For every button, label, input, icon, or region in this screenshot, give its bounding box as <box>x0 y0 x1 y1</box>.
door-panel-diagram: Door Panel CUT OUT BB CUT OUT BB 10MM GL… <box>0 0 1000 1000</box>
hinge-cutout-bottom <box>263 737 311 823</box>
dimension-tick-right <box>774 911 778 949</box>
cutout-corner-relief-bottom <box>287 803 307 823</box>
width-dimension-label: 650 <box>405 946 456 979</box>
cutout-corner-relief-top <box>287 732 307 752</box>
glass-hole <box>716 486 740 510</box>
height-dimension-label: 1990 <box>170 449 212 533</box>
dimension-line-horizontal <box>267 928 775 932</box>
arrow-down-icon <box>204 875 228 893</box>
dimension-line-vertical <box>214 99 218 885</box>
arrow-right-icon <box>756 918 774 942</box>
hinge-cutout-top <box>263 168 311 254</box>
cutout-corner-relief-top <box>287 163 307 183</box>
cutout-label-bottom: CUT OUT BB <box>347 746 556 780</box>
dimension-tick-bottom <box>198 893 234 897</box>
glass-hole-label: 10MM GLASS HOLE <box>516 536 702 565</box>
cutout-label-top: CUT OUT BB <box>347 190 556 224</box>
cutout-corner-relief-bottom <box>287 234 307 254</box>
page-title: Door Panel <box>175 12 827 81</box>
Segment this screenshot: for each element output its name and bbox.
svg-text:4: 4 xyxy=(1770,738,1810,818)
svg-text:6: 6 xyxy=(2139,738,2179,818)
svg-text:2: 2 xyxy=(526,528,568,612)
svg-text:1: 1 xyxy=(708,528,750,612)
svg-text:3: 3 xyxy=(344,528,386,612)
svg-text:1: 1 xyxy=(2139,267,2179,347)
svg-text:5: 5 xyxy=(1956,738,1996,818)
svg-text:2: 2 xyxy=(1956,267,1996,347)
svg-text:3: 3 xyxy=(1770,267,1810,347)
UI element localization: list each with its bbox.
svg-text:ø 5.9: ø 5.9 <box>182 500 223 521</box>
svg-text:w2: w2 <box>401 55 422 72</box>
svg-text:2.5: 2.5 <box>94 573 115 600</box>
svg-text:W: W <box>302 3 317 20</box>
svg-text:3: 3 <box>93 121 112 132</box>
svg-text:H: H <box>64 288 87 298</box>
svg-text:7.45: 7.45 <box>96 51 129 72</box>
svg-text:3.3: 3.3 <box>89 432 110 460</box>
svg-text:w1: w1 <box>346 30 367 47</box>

# TO BE DONE:
Reproduce all of the lines above, keeping every character unchanged.

# ANSWER TO THE TASK:
For every button, label, input, icon, or region in this screenshot, give its bounding box as <box>x0 y0 x1 y1</box>.
door-panel-diagram: Door Panel CUT OUT BB CUT OUT BB 10MM GL… <box>0 0 1000 1000</box>
hinge-cutout-bottom <box>263 737 311 823</box>
dimension-tick-right <box>774 911 778 949</box>
cutout-corner-relief-bottom <box>287 803 307 823</box>
width-dimension-label: 650 <box>405 946 456 979</box>
cutout-corner-relief-top <box>287 732 307 752</box>
glass-hole <box>716 486 740 510</box>
height-dimension-label: 1990 <box>170 449 212 533</box>
dimension-line-horizontal <box>267 928 775 932</box>
arrow-down-icon <box>204 875 228 893</box>
dimension-line-vertical <box>214 99 218 885</box>
arrow-right-icon <box>756 918 774 942</box>
hinge-cutout-top <box>263 168 311 254</box>
cutout-corner-relief-top <box>287 163 307 183</box>
cutout-label-bottom: CUT OUT BB <box>347 746 556 780</box>
dimension-tick-bottom <box>198 893 234 897</box>
glass-hole-label: 10MM GLASS HOLE <box>516 536 702 565</box>
cutout-label-top: CUT OUT BB <box>347 190 556 224</box>
cutout-corner-relief-bottom <box>287 234 307 254</box>
page-title: Door Panel <box>175 12 827 81</box>
Segment this screenshot: for each element output its name and bbox.
svg-text:4: 4 xyxy=(1770,738,1810,818)
svg-text:6: 6 xyxy=(2139,738,2179,818)
svg-text:2: 2 xyxy=(526,528,568,612)
svg-text:1: 1 xyxy=(708,528,750,612)
svg-text:3: 3 xyxy=(344,528,386,612)
svg-text:1: 1 xyxy=(2139,267,2179,347)
svg-text:5: 5 xyxy=(1956,738,1996,818)
svg-text:2: 2 xyxy=(1956,267,1996,347)
svg-text:3: 3 xyxy=(1770,267,1810,347)
UI element localization: list each with its bbox.
svg-text:ø 5.9: ø 5.9 <box>182 500 223 521</box>
svg-text:w2: w2 <box>401 55 422 72</box>
svg-text:2.5: 2.5 <box>94 573 115 600</box>
svg-text:W: W <box>302 3 317 20</box>
svg-text:3: 3 <box>93 121 112 132</box>
svg-text:H: H <box>64 288 87 298</box>
svg-text:7.45: 7.45 <box>96 51 129 72</box>
svg-text:3.3: 3.3 <box>89 432 110 460</box>
svg-text:w1: w1 <box>346 30 367 47</box>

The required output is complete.